◆ DATA SHOWN ◆
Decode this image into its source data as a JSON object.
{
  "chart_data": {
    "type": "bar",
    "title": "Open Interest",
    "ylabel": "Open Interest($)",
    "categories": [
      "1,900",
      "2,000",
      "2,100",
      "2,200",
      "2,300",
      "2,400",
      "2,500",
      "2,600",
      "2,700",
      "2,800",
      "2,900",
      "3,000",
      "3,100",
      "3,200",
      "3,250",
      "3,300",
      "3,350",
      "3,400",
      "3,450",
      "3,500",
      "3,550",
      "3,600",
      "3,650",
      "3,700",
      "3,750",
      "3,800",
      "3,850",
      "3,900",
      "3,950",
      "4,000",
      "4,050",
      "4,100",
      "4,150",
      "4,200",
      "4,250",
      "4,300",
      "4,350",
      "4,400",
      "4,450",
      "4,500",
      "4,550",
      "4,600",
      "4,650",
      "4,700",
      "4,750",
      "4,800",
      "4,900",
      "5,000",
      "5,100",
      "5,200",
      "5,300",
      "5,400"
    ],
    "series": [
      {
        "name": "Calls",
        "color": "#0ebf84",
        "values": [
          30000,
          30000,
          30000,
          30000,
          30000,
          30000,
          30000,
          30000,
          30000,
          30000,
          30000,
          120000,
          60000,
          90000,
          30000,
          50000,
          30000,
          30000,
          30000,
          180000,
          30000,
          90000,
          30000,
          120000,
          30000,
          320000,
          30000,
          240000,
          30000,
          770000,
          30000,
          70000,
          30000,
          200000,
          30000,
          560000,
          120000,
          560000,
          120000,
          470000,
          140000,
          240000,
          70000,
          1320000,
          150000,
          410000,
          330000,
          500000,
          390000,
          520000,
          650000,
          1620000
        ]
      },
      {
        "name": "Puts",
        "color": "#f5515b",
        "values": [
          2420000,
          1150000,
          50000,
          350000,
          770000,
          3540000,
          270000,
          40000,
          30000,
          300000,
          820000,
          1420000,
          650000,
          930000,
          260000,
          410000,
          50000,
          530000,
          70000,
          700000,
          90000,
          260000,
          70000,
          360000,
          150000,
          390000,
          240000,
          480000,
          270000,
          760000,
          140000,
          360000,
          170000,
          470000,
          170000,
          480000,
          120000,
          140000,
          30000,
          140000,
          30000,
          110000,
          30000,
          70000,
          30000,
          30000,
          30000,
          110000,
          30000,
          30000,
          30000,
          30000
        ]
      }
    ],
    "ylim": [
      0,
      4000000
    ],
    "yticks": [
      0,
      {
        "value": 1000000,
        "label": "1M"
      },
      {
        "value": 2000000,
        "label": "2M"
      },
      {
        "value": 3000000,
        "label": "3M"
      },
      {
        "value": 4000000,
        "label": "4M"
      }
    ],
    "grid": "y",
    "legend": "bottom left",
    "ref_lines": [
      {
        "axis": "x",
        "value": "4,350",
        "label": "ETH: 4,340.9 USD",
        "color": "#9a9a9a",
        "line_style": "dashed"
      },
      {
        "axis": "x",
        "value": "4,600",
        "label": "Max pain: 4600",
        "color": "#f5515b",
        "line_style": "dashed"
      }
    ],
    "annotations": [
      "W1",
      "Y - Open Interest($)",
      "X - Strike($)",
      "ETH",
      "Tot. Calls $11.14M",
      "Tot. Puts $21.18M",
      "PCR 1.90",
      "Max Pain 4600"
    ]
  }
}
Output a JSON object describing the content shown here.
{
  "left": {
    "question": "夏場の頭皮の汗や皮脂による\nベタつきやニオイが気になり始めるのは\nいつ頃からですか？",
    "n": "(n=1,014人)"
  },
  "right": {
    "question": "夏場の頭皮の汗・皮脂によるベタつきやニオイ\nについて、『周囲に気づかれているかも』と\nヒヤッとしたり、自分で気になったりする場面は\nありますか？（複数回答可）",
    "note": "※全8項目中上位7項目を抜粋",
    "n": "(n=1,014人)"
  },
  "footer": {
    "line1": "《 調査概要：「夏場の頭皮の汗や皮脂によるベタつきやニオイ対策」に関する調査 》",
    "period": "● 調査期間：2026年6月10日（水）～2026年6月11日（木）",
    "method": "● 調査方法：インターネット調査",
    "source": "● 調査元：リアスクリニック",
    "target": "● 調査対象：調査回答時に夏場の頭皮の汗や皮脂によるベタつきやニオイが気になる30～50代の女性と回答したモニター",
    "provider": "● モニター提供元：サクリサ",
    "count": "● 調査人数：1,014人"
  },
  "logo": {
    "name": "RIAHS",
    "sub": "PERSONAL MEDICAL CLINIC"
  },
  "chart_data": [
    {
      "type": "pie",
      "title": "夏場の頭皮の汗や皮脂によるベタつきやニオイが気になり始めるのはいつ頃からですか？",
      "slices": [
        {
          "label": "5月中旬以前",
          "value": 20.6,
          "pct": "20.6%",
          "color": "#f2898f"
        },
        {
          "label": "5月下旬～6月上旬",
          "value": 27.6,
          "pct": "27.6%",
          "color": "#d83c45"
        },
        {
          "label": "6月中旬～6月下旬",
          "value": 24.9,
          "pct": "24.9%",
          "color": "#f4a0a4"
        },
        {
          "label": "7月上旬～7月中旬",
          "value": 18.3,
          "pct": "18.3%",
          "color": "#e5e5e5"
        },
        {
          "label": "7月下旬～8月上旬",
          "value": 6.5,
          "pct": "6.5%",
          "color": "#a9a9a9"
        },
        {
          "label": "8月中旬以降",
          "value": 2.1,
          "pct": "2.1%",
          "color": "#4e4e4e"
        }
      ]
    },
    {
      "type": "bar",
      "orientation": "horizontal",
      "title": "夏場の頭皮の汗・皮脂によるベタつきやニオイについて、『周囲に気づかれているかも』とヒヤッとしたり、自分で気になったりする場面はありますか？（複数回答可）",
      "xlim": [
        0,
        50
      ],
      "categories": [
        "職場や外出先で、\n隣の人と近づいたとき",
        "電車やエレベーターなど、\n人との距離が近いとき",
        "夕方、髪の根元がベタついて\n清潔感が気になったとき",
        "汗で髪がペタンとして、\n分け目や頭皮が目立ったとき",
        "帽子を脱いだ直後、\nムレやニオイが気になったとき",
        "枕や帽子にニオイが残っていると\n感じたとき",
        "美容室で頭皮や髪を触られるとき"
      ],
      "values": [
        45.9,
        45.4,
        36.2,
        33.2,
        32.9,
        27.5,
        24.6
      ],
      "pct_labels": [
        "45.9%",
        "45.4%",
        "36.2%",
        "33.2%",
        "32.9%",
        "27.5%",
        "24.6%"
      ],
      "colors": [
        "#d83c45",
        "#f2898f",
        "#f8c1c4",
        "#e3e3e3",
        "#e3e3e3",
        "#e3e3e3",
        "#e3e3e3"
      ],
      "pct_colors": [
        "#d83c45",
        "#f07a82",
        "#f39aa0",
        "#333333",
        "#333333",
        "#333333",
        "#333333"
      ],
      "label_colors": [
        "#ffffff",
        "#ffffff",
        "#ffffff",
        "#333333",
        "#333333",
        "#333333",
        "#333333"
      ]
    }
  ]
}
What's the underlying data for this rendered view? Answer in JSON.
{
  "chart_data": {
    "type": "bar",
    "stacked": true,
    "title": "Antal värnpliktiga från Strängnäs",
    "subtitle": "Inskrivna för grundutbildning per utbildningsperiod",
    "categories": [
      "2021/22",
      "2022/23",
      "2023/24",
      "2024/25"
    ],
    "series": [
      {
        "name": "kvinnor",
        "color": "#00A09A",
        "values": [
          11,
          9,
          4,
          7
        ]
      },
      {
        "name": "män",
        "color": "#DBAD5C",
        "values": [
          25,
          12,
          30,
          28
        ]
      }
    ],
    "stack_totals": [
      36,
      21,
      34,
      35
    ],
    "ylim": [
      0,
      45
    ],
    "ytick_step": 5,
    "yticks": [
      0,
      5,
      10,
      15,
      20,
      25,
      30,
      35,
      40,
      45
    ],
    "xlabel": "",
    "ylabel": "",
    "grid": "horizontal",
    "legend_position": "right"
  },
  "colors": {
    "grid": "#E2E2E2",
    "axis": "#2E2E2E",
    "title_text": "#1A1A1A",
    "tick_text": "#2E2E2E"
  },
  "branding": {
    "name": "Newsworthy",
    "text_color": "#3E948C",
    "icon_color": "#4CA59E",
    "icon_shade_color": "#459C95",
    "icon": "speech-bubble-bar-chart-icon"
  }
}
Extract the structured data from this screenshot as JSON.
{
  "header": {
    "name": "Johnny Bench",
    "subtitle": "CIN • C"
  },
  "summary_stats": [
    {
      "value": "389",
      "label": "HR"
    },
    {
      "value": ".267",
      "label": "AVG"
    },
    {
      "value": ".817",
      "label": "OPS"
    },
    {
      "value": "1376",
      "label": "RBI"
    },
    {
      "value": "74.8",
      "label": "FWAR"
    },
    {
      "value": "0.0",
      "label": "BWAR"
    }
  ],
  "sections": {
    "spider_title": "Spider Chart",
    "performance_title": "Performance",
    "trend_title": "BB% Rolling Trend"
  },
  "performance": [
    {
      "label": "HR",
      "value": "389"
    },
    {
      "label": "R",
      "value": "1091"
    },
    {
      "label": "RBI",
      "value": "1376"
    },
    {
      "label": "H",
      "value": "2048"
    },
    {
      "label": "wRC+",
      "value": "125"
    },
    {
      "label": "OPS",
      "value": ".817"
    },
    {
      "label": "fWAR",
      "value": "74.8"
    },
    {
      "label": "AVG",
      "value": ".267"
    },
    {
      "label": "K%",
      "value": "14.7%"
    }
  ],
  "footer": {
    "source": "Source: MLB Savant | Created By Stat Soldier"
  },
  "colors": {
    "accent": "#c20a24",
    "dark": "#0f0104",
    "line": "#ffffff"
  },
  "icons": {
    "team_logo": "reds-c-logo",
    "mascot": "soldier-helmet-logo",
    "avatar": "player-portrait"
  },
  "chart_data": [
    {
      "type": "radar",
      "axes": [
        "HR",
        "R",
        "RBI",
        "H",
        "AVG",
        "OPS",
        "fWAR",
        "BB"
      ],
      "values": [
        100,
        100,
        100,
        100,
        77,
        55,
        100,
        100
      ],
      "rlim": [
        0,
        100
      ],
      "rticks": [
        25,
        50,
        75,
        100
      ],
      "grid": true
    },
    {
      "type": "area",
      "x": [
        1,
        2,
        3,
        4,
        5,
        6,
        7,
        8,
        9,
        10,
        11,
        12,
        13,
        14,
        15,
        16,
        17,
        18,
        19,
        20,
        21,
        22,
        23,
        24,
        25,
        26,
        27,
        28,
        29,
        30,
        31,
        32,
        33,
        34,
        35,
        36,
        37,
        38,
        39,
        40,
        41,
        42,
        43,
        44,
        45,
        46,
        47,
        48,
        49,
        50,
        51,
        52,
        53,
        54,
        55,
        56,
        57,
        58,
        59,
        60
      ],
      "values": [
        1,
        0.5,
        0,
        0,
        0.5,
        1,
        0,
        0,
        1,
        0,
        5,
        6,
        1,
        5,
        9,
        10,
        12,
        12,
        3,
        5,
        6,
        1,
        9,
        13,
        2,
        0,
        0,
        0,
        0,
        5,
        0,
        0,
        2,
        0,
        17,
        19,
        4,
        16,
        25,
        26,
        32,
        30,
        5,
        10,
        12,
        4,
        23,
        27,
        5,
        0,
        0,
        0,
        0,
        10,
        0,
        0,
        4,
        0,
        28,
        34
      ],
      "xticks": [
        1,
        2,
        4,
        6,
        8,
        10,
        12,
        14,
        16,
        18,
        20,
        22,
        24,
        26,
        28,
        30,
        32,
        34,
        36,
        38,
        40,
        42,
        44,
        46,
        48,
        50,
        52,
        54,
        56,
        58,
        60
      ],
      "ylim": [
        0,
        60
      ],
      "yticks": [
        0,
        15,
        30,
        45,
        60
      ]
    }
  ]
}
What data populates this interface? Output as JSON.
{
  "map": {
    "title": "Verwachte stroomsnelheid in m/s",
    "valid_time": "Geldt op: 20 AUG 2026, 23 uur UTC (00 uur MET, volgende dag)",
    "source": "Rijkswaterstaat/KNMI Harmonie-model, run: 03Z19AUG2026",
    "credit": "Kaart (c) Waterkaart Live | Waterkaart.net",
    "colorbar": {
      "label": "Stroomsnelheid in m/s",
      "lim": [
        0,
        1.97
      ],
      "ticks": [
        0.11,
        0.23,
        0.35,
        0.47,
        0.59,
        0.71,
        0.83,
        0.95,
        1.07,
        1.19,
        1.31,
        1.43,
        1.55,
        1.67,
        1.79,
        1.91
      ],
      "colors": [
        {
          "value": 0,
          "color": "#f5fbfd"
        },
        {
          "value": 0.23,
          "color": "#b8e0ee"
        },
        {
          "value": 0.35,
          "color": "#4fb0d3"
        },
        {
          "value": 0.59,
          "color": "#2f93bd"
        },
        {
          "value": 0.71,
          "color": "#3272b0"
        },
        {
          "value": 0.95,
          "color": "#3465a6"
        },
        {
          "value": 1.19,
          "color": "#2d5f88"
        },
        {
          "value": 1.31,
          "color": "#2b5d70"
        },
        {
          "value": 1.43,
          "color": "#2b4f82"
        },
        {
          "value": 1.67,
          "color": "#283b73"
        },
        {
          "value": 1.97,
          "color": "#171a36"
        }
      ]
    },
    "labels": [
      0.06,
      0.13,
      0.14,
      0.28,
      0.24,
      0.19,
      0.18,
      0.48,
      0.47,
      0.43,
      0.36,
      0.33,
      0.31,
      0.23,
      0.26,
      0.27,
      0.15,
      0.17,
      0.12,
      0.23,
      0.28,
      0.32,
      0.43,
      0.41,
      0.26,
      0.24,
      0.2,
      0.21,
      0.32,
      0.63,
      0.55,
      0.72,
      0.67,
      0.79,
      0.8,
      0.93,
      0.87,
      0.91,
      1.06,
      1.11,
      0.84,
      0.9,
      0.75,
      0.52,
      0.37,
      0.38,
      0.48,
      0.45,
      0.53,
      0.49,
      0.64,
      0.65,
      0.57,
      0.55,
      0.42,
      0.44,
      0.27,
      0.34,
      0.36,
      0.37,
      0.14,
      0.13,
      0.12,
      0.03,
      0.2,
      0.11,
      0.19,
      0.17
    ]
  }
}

◆ DIRECTIVE ◆
How many of the lines above hold "source"? Answer with only the number.

◆ SOLUTION TO THE PROBLEM ◆
4